[Start of EXTRACTED RECORDS]

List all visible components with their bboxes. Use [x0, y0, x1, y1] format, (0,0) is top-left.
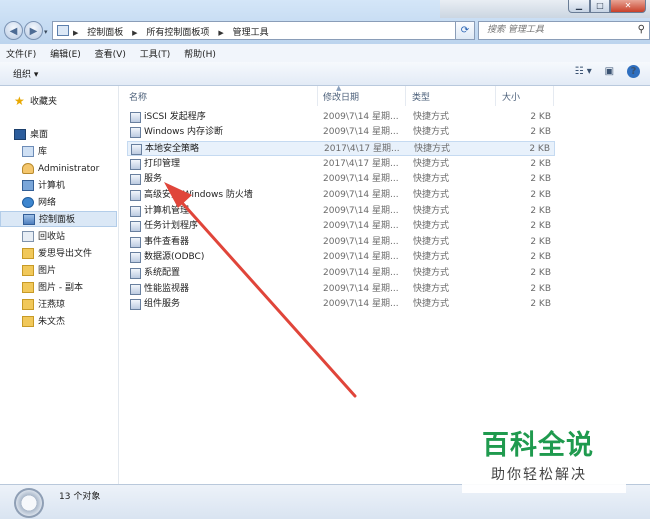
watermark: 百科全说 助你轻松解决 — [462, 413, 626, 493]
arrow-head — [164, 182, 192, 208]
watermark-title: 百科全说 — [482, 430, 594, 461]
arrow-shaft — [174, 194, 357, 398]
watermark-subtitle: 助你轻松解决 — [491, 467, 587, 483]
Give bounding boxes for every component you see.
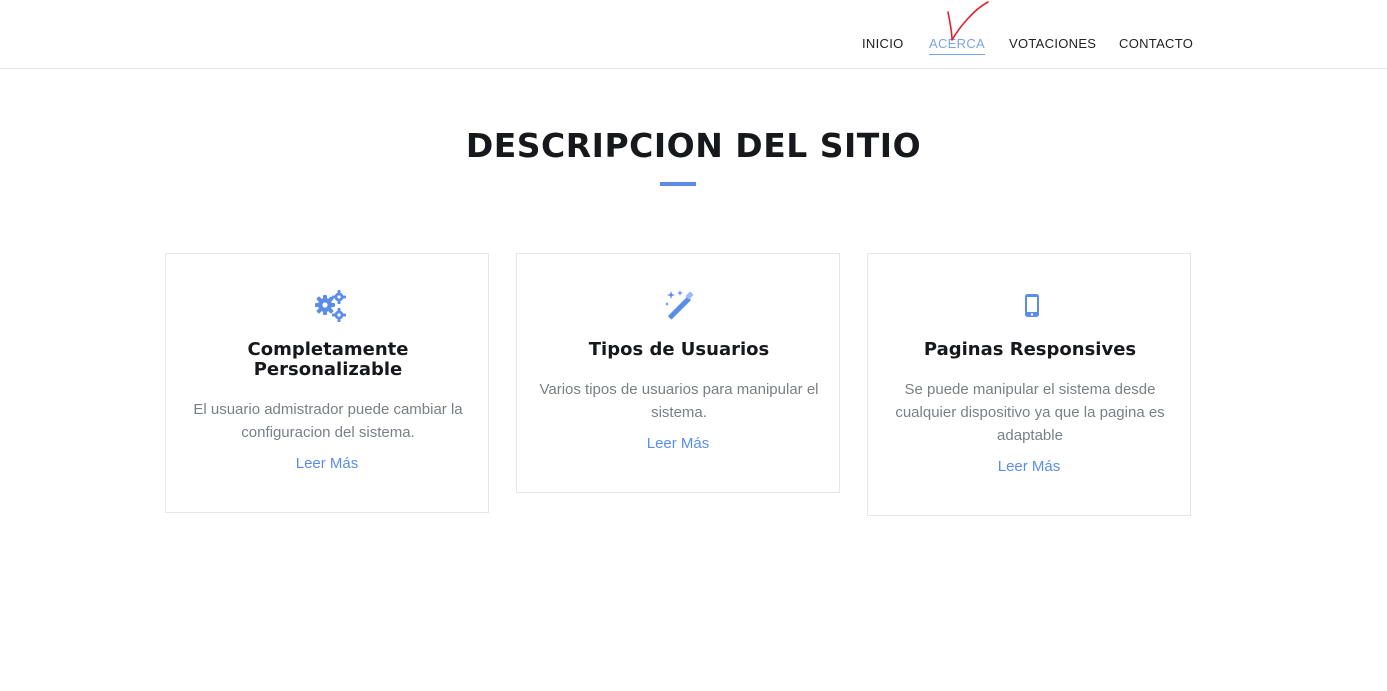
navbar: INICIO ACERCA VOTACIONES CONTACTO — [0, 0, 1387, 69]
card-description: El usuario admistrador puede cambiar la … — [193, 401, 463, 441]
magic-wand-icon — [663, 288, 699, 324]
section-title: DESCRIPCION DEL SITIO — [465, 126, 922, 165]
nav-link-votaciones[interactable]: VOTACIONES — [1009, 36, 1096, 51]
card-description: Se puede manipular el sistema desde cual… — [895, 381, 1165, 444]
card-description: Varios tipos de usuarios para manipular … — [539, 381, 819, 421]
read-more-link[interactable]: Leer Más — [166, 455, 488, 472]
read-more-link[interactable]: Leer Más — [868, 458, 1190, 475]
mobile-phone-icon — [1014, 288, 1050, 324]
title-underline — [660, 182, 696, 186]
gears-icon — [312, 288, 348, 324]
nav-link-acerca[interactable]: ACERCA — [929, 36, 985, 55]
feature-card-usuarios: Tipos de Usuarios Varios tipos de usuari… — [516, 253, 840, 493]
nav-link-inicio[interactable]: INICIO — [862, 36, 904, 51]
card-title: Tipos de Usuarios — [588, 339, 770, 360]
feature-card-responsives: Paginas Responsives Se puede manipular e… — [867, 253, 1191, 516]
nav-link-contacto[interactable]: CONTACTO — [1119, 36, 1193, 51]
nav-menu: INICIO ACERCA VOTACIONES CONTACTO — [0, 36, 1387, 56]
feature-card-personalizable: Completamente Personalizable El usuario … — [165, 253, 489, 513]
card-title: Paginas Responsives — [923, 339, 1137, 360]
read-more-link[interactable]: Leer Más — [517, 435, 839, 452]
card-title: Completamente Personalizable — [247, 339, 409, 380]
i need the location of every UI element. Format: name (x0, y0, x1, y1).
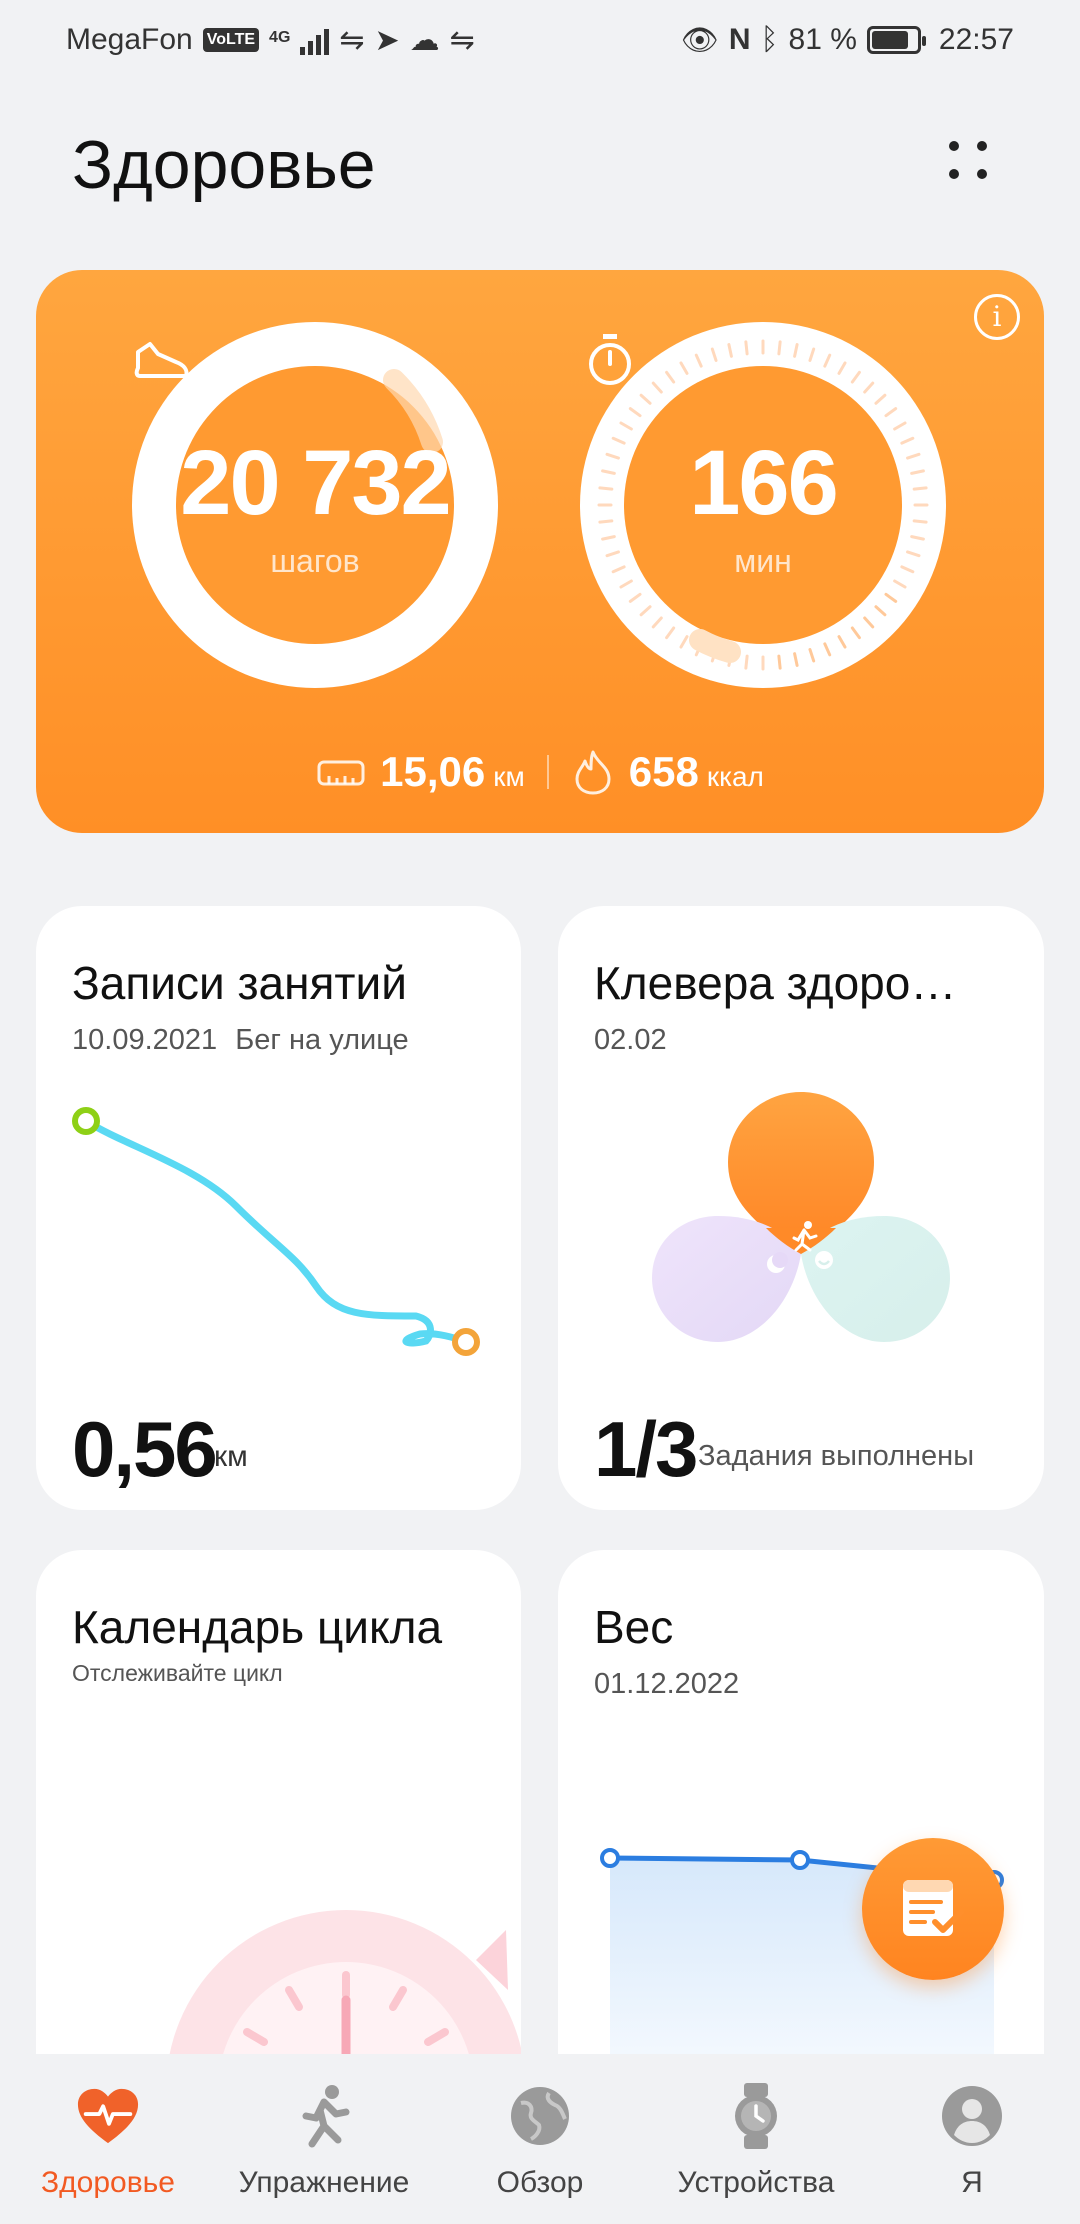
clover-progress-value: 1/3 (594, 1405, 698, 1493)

[End of EXTRACTED RECORDS]

EXERCISE DETAILS:
Can you copy out, word for word, every line of the records beginning at the line that contains "navbar: INICIO ACERCA" and continuing through the end of the records, with the pictures omitted?

EXERCISE RESULT:
navbar: INICIO ACERCA VOTACIONES CONTACTO — [0, 0, 1387, 69]
card-description: El usuario admistrador puede cambiar la … — [193, 401, 463, 441]
magic-wand-icon — [663, 288, 699, 324]
section-title: DESCRIPCION DEL SITIO — [465, 126, 922, 165]
nav-link-votaciones[interactable]: VOTACIONES — [1009, 36, 1096, 51]
card-description: Se puede manipular el sistema desde cual… — [895, 381, 1165, 444]
card-description: Varios tipos de usuarios para manipular … — [539, 381, 819, 421]
read-more-link[interactable]: Leer Más — [166, 455, 488, 472]
read-more-link[interactable]: Leer Más — [868, 458, 1190, 475]
mobile-phone-icon — [1014, 288, 1050, 324]
title-underline — [660, 182, 696, 186]
gears-icon — [312, 288, 348, 324]
nav-link-acerca[interactable]: ACERCA — [929, 36, 985, 55]
feature-card-usuarios: Tipos de Usuarios Varios tipos de usuari… — [516, 253, 840, 493]
nav-link-inicio[interactable]: INICIO — [862, 36, 904, 51]
card-title: Tipos de Usuarios — [588, 339, 770, 360]
feature-card-responsives: Paginas Responsives Se puede manipular e… — [867, 253, 1191, 516]
nav-link-contacto[interactable]: CONTACTO — [1119, 36, 1193, 51]
nav-menu: INICIO ACERCA VOTACIONES CONTACTO — [0, 36, 1387, 56]
feature-card-personalizable: Completamente Personalizable El usuario … — [165, 253, 489, 513]
card-title: Paginas Responsives — [923, 339, 1137, 360]
read-more-link[interactable]: Leer Más — [517, 435, 839, 452]
card-title: Completamente Personalizable — [247, 339, 409, 380]
i need the location of every UI element. Format: name (x0, y0, x1, y1).
clover-progress-value: 1/3 (594, 1405, 698, 1493)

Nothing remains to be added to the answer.